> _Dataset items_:
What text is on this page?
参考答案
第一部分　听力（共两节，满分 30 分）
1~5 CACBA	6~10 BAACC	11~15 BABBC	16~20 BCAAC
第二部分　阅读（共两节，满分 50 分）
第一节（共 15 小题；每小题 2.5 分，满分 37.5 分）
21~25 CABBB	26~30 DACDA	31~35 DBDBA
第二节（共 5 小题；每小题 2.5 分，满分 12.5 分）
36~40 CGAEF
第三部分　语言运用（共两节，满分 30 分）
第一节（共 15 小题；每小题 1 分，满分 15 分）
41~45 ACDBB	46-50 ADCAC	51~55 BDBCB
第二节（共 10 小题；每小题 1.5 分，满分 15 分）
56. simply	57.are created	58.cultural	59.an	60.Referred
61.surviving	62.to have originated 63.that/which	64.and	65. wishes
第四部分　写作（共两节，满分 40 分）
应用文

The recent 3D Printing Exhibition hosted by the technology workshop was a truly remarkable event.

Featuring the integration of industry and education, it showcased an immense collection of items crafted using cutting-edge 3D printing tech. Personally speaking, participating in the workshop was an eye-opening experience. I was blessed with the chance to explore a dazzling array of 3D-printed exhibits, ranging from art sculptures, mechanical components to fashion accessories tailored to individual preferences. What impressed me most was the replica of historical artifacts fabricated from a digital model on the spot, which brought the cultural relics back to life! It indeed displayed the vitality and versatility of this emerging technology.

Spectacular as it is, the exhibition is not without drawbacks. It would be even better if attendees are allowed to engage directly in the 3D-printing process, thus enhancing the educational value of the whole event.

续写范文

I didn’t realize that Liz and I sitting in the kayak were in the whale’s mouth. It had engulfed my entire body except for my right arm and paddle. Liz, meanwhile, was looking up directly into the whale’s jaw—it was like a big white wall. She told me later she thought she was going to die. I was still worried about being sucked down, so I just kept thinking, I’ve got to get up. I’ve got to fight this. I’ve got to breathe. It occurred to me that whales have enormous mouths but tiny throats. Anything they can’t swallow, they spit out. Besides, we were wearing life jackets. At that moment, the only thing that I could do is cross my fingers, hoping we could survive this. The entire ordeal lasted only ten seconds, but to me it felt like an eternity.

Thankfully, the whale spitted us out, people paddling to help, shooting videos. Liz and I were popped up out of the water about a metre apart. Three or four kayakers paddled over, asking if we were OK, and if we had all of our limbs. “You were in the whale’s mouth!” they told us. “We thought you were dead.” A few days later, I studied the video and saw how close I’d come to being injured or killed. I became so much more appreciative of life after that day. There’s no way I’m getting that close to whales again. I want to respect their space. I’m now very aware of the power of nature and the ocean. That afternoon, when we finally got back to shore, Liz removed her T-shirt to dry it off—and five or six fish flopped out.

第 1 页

> _Aim_: Print back all the lines verbatim.

> _Result_:
What text is on this page?
参考答案
第一部分　听力（共两节，满分 30 分）
1~5 CACBA	6~10 BAACC	11~15 BABBC	16~20 BCAAC
第二部分　阅读（共两节，满分 50 分）
第一节（共 15 小题；每小题 2.5 分，满分 37.5 分）
21~25 CABBB	26~30 DACDA	31~35 DBDBA
第二节（共 5 小题；每小题 2.5 分，满分 12.5 分）
36~40 CGAEF
第三部分　语言运用（共两节，满分 30 分）
第一节（共 15 小题；每小题 1 分，满分 15 分）
41~45 ACDBB	46-50 ADCAC	51~55 BDBCB
第二节（共 10 小题；每小题 1.5 分，满分 15 分）
56. simply	57.are created	58.cultural	59.an	60.Referred
61.surviving	62.to have originated 63.that/which	64.and	65. wishes
第四部分　写作（共两节，满分 40 分）
应用文

The recent 3D Printing Exhibition hosted by the technology workshop was a truly remarkable event.

Featuring the integration of industry and education, it showcased an immense collection of items crafted using cutting-edge 3D printing tech. Personally speaking, participating in the workshop was an eye-opening experience. I was blessed with the chance to explore a dazzling array of 3D-printed exhibits, ranging from art sculptures, mechanical components to fashion accessories tailored to individual preferences. What impressed me most was the replica of historical artifacts fabricated from a digital model on the spot, which brought the cultural relics back to life! It indeed displayed the vitality and versatility of this emerging technology.

Spectacular as it is, the exhibition is not without drawbacks. It would be even better if attendees are allowed to engage directly in the 3D-printing process, thus enhancing the educational value of the whole event.

续写范文

I didn’t realize that Liz and I sitting in the kayak were in the whale’s mouth. It had engulfed my entire body except for my right arm and paddle. Liz, meanwhile, was looking up directly into the whale’s jaw—it was like a big white wall. She told me later she thought she was going to die. I was still worried about being sucked down, so I just kept thinking, I’ve got to get up. I’ve got to fight this. I’ve got to breathe. It occurred to me that whales have enormous mouths but tiny throats. Anything they can’t swallow, they spit out. Besides, we were wearing life jackets. At that moment, the only thing that I could do is cross my fingers, hoping we could survive this. The entire ordeal lasted only ten seconds, but to me it felt like an eternity.

Thankfully, the whale spitted us out, people paddling to help, shooting videos. Liz and I were popped up out of the water about a metre apart. Three or four kayakers paddled over, asking if we were OK, and if we had all of our limbs. “You were in the whale’s mouth!” they told us. “We thought you were dead.” A few days later, I studied the video and saw how close I’d come to being injured or killed. I became so much more appreciative of life after that day. There’s no way I’m getting that close to whales again. I want to respect their space. I’m now very aware of the power of nature and the ocean. That afternoon, when we finally got back to shore, Liz removed her T-shirt to dry it off—and five or six fish flopped out.

第 1 页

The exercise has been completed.